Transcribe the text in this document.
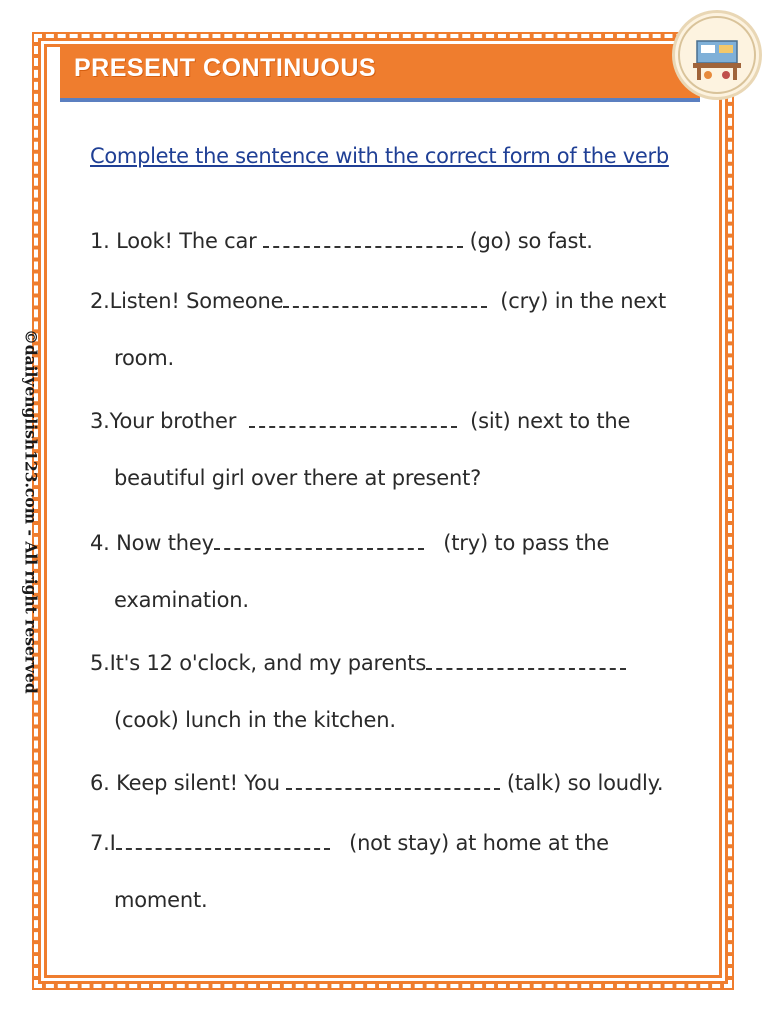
PRESENT CONTINUOUS
Complete the sentence with the correct form of the verb
1. Look! The car	(go) so fast.
2.Listen! Someone	(cry) in the next
room.
3.Your brother	(sit) next to the
beautiful girl over there at present?
4. Now they	(try) to pass the
examination.
5.It's 12 o'clock, and my parents
(cook) lunch in the kitchen.
6. Keep silent! You	(talk) so loudly.
7.I	(not stay) at home at the
moment.
©dailyenglish123.com - All right reserved
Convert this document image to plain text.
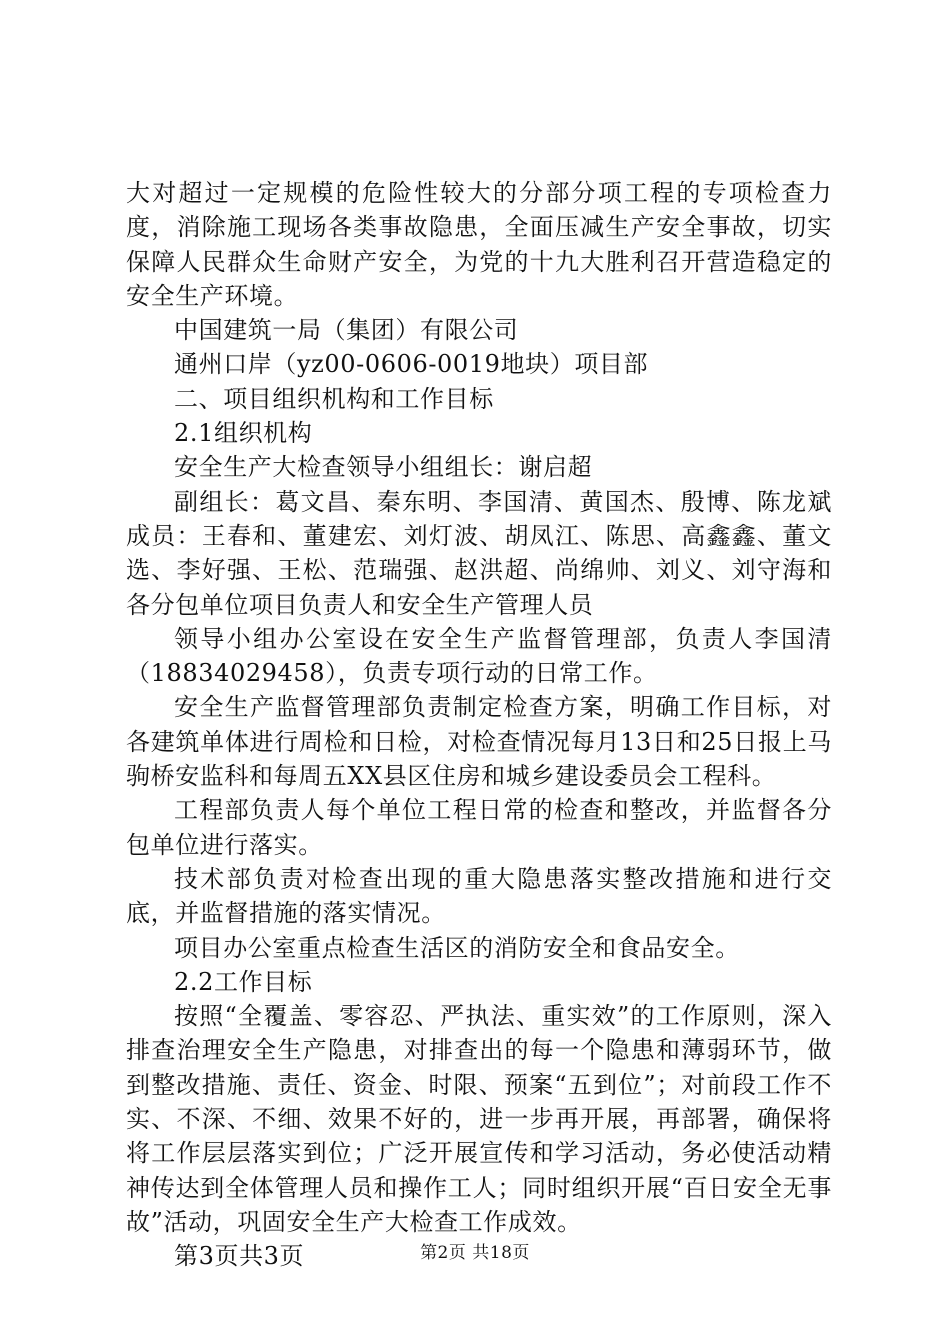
大对超过一定规模的危险性较大的分部分项工程的专项检查力度，消除施工现场各类事故隐患，全面压减生产安全事故，切实保障人民群众生命财产安全，为党的十九大胜利召开营造稳定的安全生产环境。

中国建筑一局（集团）有限公司

通州口岸（yz00-0606-0019地块）项目部

二、项目组织机构和工作目标

2.1组织机构

安全生产大检查领导小组组长：谢启超

副组长：葛文昌、秦东明、李国清、黄国杰、殷博、陈龙斌成员：王春和、董建宏、刘灯波、胡凤江、陈思、高鑫鑫、董文选、李好强、王松、范瑞强、赵洪超、尚绵帅、刘义、刘守海和各分包单位项目负责人和安全生产管理人员

领导小组办公室设在安全生产监督管理部，负责人李国清（18834029458），负责专项行动的日常工作。

安全生产监督管理部负责制定检查方案，明确工作目标，对各建筑单体进行周检和日检，对检查情况每月13日和25日报上马驹桥安监科和每周五XX县区住房和城乡建设委员会工程科。

工程部负责人每个单位工程日常的检查和整改，并监督各分包单位进行落实。

技术部负责对检查出现的重大隐患落实整改措施和进行交底，并监督措施的落实情况。

项目办公室重点检查生活区的消防安全和食品安全。

2.2工作目标

按照“全覆盖、零容忍、严执法、重实效”的工作原则，深入排查治理安全生产隐患，对排查出的每一个隐患和薄弱环节，做到整改措施、责任、资金、时限、预案“五到位”；对前段工作不实、不深、不细、效果不好的，进一步再开展，再部署，确保将将工作层层落实到位；广泛开展宣传和学习活动，务必使活动精神传达到全体管理人员和操作工人；同时组织开展“百日安全无事故”活动，巩固安全生产大检查工作成效。

第3页共3页	第2页 共18页
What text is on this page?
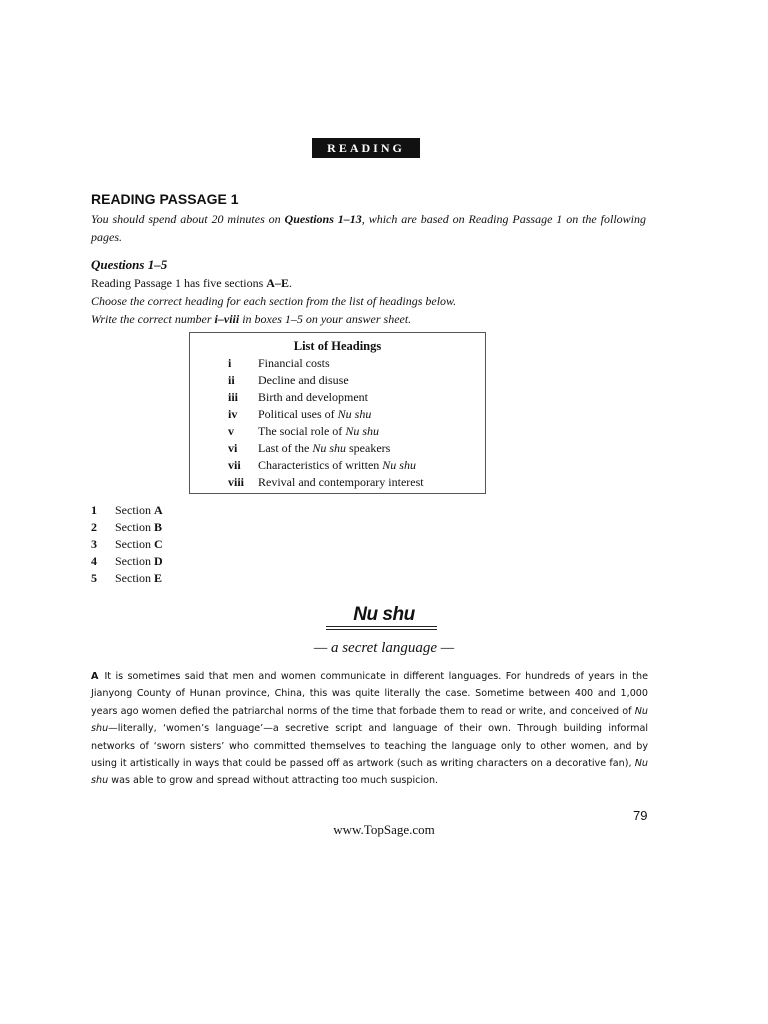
READING
READING PASSAGE 1
You should spend about 20 minutes on Questions 1–13, which are based on Reading Passage 1 on the following pages.
Questions 1–5
Reading Passage 1 has five sections A–E.
Choose the correct heading for each section from the list of headings below.
Write the correct number i–viii in boxes 1–5 on your answer sheet.
List of Headings
i Financial costs
ii Decline and disuse
iii Birth and development
iv Political uses of Nu shu
v The social role of Nu shu
vi Last of the Nu shu speakers
vii Characteristics of written Nu shu
viii Revival and contemporary interest
1 Section A
2 Section B
3 Section C
4 Section D
5 Section E
Nu shu
— a secret language —
A It is sometimes said that men and women communicate in different languages. For hundreds of years in the Jianyong County of Hunan province, China, this was quite literally the case. Sometime between 400 and 1,000 years ago women defied the patriarchal norms of the time that forbade them to read or write, and conceived of Nu shu—literally, ‘women’s language’—a secretive script and language of their own. Through building informal networks of ‘sworn sisters’ who committed themselves to teaching the language only to other women, and by using it artistically in ways that could be passed off as artwork (such as writing characters on a decorative fan), Nu shu was able to grow and spread without attracting too much suspicion.
79
www.TopSage.com
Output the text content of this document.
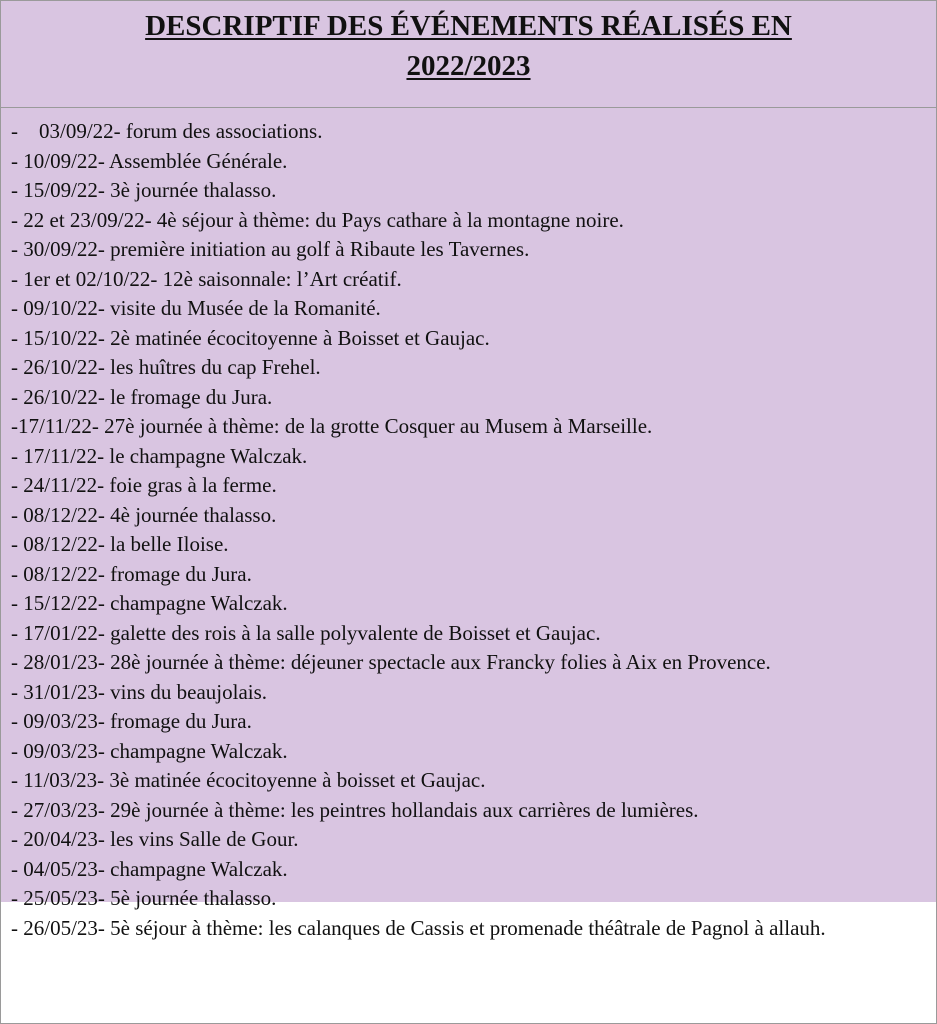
DESCRIPTIF DES ÉVÉNEMENTS RÉALISÉS EN
2022/2023
-    03/09/22- forum des associations.
- 10/09/22- Assemblée Générale.
- 15/09/22- 3è journée thalasso.
- 22 et 23/09/22- 4è séjour à thème: du Pays cathare à la montagne noire.
- 30/09/22- première initiation au golf à Ribaute les Tavernes.
- 1er et 02/10/22- 12è saisonnale: l’Art créatif.
- 09/10/22- visite du Musée de la Romanité.
- 15/10/22- 2è matinée écocitoyenne à Boisset et Gaujac.
- 26/10/22- les huîtres du cap Frehel.
- 26/10/22- le fromage du Jura.
-17/11/22- 27è journée à thème: de la grotte Cosquer au Musem à Marseille.
- 17/11/22- le champagne Walczak.
- 24/11/22- foie gras à la ferme.
- 08/12/22- 4è journée thalasso.
- 08/12/22- la belle Iloise.
- 08/12/22- fromage du Jura.
- 15/12/22- champagne Walczak.
- 17/01/22- galette des rois à la salle polyvalente de Boisset et Gaujac.
- 28/01/23- 28è journée à thème: déjeuner spectacle aux Francky folies à Aix en Provence.
- 31/01/23- vins du beaujolais.
- 09/03/23- fromage du Jura.
- 09/03/23- champagne Walczak.
- 11/03/23- 3è matinée écocitoyenne à boisset et Gaujac.
- 27/03/23- 29è journée à thème: les peintres hollandais aux carrières de lumières.
- 20/04/23- les vins Salle de Gour.
- 04/05/23- champagne Walczak.
- 25/05/23- 5è journée thalasso.
- 26/05/23- 5è séjour à thème: les calanques de Cassis et promenade théâtrale de Pagnol à allauh.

Work to complete
State how many lines in the entries above include the word "écocitoyenne"; reply with the number alone.

Answer for the task
2